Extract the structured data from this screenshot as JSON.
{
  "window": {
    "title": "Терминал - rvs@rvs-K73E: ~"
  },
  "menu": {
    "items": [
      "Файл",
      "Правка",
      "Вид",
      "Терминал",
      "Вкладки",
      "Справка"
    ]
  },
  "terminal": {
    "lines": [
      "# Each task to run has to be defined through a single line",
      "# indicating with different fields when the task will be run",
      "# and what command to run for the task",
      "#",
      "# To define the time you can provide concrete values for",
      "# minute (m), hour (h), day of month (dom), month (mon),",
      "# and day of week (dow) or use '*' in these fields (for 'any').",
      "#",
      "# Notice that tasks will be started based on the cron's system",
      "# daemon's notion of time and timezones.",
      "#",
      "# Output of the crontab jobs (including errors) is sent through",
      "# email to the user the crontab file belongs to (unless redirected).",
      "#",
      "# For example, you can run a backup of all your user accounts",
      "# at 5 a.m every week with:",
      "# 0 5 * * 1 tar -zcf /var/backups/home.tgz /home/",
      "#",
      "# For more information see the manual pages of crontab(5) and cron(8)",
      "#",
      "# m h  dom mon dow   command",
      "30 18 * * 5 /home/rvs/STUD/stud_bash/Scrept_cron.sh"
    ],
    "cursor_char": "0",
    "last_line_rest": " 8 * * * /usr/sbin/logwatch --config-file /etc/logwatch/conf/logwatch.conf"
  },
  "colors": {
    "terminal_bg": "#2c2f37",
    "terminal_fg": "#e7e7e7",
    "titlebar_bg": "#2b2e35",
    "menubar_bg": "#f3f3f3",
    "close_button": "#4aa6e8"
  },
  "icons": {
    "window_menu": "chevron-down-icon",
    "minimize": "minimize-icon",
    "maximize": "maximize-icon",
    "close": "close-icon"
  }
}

■ **DIRECTIVE**
The records above are to be copied in full, exactly as written.

■ **REPLY**
Extract the structured data from this screenshot as JSON.
{
  "window": {
    "title": "Терминал - rvs@rvs-K73E: ~"
  },
  "menu": {
    "items": [
      "Файл",
      "Правка",
      "Вид",
      "Терминал",
      "Вкладки",
      "Справка"
    ]
  },
  "terminal": {
    "lines": [
      "# Each task to run has to be defined through a single line",
      "# indicating with different fields when the task will be run",
      "# and what command to run for the task",
      "#",
      "# To define the time you can provide concrete values for",
      "# minute (m), hour (h), day of month (dom), month (mon),",
      "# and day of week (dow) or use '*' in these fields (for 'any').",
      "#",
      "# Notice that tasks will be started based on the cron's system",
      "# daemon's notion of time and timezones.",
      "#",
      "# Output of the crontab jobs (including errors) is sent through",
      "# email to the user the crontab file belongs to (unless redirected).",
      "#",
      "# For example, you can run a backup of all your user accounts",
      "# at 5 a.m every week with:",
      "# 0 5 * * 1 tar -zcf /var/backups/home.tgz /home/",
      "#",
      "# For more information see the manual pages of crontab(5) and cron(8)",
      "#",
      "# m h  dom mon dow   command",
      "30 18 * * 5 /home/rvs/STUD/stud_bash/Scrept_cron.sh"
    ],
    "cursor_char": "0",
    "last_line_rest": " 8 * * * /usr/sbin/logwatch --config-file /etc/logwatch/conf/logwatch.conf"
  },
  "colors": {
    "terminal_bg": "#2c2f37",
    "terminal_fg": "#e7e7e7",
    "titlebar_bg": "#2b2e35",
    "menubar_bg": "#f3f3f3",
    "close_button": "#4aa6e8"
  },
  "icons": {
    "window_menu": "chevron-down-icon",
    "minimize": "minimize-icon",
    "maximize": "maximize-icon",
    "close": "close-icon"
  }
}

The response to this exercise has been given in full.